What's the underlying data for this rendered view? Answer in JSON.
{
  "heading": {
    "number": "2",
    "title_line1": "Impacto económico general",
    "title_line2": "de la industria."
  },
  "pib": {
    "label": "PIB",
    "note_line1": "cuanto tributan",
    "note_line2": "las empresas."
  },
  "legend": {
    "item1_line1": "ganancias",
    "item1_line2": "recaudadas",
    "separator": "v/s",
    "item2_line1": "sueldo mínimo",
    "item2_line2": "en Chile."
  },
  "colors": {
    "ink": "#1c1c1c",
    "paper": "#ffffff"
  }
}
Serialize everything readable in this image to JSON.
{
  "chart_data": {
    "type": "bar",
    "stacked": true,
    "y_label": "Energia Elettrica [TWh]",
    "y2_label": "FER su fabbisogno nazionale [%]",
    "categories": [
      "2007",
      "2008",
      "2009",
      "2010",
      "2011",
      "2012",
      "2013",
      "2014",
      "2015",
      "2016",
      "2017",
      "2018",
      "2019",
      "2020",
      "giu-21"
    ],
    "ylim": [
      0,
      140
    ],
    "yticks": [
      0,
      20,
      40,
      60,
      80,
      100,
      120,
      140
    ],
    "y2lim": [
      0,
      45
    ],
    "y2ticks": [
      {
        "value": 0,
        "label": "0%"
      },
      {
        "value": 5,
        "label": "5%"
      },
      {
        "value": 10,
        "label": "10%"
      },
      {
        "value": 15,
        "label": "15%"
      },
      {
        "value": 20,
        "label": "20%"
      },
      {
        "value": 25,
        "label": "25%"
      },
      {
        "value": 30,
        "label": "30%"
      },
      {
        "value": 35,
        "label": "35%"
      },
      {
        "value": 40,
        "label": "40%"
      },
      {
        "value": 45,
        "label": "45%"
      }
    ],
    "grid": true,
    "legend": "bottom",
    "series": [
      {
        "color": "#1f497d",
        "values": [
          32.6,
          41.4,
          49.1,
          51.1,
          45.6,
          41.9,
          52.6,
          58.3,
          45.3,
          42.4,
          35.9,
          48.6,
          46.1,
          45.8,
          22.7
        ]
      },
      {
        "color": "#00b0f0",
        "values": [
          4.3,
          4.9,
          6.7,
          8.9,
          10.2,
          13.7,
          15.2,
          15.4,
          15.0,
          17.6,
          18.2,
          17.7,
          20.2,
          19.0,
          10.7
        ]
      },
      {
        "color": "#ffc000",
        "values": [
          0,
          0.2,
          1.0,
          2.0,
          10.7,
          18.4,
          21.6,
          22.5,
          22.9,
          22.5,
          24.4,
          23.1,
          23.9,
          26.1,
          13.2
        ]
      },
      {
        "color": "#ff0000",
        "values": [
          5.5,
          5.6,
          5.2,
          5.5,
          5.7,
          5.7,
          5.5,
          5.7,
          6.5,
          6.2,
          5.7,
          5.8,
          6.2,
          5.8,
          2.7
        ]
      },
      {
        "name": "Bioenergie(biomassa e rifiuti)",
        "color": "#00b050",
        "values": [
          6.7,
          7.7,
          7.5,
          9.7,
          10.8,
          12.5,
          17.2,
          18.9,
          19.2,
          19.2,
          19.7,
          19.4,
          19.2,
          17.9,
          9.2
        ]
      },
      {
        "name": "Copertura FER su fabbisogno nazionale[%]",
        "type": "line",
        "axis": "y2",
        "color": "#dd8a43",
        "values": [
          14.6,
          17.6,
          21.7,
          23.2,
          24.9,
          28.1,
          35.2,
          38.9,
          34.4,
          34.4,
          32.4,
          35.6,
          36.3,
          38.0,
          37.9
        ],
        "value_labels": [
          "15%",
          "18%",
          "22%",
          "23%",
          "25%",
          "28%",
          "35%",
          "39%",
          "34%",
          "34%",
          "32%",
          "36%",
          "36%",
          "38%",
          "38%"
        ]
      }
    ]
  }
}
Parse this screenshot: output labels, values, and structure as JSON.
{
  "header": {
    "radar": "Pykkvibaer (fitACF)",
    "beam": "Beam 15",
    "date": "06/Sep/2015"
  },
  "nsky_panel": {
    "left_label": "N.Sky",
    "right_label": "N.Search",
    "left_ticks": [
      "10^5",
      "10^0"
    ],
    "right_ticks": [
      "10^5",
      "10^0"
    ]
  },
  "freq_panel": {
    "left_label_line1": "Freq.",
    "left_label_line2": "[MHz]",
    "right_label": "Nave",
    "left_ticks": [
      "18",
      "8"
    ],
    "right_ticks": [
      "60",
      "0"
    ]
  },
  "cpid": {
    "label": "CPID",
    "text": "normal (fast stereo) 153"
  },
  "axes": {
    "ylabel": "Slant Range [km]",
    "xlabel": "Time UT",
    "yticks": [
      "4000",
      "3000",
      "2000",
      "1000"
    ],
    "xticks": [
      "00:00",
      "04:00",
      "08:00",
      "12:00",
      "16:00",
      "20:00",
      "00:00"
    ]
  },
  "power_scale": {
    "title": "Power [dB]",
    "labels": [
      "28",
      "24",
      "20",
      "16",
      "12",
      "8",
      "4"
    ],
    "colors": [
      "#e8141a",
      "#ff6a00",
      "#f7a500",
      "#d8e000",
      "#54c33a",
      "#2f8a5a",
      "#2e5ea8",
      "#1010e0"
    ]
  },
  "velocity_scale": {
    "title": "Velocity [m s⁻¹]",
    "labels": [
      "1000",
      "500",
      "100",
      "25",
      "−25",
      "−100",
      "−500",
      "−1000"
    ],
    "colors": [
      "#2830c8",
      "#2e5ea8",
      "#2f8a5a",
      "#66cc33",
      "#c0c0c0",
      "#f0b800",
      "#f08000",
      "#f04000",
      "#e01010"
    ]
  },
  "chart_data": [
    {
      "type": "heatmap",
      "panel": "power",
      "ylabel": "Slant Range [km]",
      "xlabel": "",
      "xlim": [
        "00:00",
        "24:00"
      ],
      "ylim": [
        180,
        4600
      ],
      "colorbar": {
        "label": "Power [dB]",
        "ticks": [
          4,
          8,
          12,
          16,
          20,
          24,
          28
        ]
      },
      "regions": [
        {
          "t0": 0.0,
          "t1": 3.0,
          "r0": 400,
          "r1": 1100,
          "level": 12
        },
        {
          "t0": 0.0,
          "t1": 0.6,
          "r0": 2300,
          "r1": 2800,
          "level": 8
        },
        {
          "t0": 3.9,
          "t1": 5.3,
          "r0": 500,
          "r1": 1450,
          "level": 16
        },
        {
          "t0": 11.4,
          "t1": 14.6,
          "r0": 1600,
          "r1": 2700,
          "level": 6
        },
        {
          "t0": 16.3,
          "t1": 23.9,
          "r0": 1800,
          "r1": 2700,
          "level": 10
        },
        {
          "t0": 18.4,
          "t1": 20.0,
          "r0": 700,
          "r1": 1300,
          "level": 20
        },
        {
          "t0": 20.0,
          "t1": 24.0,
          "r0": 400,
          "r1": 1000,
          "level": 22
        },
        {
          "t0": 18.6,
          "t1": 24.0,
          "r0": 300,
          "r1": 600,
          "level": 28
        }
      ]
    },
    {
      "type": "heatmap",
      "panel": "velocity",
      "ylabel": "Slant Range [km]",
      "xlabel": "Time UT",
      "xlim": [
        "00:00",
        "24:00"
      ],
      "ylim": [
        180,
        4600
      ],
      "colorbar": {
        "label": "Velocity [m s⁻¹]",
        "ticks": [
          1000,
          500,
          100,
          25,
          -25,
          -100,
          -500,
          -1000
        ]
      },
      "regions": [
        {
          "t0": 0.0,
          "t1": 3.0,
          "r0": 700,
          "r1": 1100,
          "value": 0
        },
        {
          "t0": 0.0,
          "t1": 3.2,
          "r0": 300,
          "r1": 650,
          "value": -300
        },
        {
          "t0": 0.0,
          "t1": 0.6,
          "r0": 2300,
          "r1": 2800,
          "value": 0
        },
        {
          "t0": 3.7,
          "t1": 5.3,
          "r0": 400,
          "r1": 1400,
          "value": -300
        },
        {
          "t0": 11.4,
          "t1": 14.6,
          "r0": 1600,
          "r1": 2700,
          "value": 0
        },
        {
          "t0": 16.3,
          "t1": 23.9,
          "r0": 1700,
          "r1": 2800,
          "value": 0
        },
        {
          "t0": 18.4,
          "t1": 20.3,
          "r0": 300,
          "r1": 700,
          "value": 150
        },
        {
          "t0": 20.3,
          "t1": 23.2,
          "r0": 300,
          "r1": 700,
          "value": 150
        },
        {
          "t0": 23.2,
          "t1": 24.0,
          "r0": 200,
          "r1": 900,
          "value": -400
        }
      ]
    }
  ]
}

══════════════════════════════

Task to carry out:
Copy every line in the records above that contains the word "fabbisogno".

Exercise solution:
    "y2_label": "FER su fabbisogno nazionale [%]",
        "name": "Copertura FER su fabbisogno nazionale[%]",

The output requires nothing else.